** WHAT IS BEING ASKED **
Look through the material below for "JSON". Copy every line that contains it.

════════════════

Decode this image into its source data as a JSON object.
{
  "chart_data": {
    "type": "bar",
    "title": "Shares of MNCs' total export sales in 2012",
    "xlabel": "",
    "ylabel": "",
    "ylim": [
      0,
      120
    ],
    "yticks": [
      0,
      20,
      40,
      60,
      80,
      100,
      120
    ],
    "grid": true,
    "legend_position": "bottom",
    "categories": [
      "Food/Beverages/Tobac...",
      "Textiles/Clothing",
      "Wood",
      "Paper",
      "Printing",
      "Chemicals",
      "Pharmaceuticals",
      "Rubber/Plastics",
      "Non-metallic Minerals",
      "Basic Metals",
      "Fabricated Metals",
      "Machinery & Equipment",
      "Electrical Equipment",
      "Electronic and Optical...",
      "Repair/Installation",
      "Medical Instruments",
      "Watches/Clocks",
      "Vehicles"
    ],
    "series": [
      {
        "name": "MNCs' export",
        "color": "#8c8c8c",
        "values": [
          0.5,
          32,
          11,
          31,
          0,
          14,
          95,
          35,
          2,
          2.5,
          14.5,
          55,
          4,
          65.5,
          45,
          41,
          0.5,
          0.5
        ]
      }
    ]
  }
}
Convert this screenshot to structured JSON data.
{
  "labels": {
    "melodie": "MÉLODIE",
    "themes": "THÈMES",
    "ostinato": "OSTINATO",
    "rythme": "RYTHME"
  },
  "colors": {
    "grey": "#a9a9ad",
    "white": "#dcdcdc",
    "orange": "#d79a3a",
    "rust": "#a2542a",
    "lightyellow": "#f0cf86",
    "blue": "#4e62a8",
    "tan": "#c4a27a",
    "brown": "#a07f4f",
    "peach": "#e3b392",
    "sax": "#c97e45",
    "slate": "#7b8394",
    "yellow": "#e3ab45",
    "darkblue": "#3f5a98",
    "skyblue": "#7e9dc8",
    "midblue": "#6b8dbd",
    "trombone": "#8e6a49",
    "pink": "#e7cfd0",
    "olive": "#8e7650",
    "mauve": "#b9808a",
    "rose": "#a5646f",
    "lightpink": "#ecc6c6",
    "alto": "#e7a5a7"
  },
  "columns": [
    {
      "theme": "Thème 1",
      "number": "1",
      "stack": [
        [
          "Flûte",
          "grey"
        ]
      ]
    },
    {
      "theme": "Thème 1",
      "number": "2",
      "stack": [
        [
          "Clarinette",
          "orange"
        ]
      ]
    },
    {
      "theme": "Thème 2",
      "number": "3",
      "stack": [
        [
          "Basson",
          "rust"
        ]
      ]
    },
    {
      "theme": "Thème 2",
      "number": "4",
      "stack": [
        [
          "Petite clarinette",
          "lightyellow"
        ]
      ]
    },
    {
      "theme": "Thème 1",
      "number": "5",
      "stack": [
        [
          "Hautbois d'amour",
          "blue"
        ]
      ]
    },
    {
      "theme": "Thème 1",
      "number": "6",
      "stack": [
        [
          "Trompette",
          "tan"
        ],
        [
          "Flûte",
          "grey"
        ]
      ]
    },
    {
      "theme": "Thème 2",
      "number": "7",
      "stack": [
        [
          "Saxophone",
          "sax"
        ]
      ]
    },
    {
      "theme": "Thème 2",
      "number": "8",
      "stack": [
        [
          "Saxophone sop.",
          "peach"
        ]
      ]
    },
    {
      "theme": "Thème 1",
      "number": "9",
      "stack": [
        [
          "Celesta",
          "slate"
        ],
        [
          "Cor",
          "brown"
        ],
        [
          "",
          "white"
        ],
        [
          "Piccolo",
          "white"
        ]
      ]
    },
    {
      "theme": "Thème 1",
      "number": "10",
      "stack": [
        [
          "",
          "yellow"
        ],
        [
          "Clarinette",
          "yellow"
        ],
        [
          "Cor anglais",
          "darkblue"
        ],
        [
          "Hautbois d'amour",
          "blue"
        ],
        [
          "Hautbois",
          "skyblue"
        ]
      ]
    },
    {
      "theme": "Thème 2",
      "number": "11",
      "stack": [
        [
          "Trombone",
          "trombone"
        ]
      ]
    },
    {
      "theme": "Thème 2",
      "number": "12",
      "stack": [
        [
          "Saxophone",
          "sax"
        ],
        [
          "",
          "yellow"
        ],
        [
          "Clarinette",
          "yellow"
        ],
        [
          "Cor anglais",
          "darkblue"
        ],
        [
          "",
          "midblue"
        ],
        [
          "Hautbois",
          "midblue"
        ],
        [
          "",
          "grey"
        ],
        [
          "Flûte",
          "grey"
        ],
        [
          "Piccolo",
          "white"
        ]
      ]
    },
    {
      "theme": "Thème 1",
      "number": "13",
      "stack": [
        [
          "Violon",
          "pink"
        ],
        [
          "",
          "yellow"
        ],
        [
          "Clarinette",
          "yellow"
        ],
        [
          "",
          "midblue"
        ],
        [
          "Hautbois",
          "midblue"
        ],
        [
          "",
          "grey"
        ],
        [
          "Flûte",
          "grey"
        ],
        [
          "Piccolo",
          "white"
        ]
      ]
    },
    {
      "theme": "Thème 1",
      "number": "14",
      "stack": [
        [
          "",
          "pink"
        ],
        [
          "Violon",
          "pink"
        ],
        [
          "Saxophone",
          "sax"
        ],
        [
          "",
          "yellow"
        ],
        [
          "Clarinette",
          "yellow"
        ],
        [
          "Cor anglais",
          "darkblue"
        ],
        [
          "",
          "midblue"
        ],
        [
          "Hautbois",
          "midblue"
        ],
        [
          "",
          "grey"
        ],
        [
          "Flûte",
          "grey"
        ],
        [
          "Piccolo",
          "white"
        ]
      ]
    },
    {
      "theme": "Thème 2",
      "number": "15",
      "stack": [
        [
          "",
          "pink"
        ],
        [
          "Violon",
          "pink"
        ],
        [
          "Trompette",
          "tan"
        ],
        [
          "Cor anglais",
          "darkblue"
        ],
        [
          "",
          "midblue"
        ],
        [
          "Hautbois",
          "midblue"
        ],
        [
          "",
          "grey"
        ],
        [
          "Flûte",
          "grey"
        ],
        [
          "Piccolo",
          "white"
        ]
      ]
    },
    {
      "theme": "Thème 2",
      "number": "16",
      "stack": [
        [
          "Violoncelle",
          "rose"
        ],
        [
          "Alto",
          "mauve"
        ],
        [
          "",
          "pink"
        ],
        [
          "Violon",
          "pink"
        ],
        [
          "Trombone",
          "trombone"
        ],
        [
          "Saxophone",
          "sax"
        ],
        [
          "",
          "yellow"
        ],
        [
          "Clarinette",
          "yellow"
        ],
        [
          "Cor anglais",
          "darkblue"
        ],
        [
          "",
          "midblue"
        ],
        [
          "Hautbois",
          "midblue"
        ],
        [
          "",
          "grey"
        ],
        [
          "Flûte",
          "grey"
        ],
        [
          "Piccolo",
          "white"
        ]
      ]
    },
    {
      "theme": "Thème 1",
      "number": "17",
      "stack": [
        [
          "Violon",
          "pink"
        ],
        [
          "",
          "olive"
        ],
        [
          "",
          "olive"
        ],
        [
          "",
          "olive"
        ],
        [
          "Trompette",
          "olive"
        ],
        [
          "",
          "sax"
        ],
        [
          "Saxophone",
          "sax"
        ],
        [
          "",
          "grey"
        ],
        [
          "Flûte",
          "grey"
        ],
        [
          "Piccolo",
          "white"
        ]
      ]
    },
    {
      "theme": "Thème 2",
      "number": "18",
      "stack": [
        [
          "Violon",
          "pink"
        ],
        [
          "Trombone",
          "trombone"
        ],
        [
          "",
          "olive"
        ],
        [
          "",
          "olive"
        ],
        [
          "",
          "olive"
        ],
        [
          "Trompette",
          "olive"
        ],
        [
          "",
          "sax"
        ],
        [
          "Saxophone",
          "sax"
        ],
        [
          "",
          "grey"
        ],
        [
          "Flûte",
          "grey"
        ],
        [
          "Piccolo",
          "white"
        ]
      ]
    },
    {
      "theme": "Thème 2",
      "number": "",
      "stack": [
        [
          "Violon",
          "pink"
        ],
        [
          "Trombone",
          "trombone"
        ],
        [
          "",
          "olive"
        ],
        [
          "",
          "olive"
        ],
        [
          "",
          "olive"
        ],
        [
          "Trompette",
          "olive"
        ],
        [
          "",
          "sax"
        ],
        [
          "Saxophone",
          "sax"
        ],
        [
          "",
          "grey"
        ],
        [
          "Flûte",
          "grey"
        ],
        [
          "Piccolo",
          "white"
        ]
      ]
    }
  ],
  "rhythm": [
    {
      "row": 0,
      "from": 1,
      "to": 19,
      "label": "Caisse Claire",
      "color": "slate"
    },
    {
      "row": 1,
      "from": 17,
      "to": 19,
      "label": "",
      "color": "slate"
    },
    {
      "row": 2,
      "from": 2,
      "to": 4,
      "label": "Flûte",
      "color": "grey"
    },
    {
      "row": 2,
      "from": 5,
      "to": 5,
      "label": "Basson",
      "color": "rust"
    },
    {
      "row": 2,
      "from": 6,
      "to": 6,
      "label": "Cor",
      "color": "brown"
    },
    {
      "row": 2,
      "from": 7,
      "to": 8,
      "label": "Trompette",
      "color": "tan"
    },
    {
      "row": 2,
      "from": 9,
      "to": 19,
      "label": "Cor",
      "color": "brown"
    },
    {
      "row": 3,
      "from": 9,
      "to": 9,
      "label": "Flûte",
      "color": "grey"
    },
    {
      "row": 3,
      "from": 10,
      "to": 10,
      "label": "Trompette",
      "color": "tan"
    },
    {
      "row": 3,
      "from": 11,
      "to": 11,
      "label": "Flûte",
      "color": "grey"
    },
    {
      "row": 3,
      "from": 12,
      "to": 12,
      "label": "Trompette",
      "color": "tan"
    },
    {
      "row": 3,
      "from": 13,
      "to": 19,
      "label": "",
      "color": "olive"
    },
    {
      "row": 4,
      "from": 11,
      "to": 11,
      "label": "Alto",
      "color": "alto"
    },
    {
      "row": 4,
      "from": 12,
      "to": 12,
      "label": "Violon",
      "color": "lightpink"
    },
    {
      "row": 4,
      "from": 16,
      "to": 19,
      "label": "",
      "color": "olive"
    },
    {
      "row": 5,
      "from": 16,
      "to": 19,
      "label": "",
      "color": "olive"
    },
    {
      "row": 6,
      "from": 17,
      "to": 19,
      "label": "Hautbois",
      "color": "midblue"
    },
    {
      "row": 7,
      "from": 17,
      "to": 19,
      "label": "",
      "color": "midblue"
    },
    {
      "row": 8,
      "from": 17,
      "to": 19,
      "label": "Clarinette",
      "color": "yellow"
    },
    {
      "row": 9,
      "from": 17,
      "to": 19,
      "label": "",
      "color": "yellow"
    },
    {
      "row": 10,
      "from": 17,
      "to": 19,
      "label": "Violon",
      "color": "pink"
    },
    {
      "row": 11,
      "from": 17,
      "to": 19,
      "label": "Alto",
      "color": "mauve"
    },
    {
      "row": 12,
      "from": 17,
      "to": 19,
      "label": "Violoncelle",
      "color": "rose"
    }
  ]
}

════════════════

** RESPONSE TO THE TASK **
Decode this image into its source data as a JSON object.
Convert this screenshot to structured JSON data.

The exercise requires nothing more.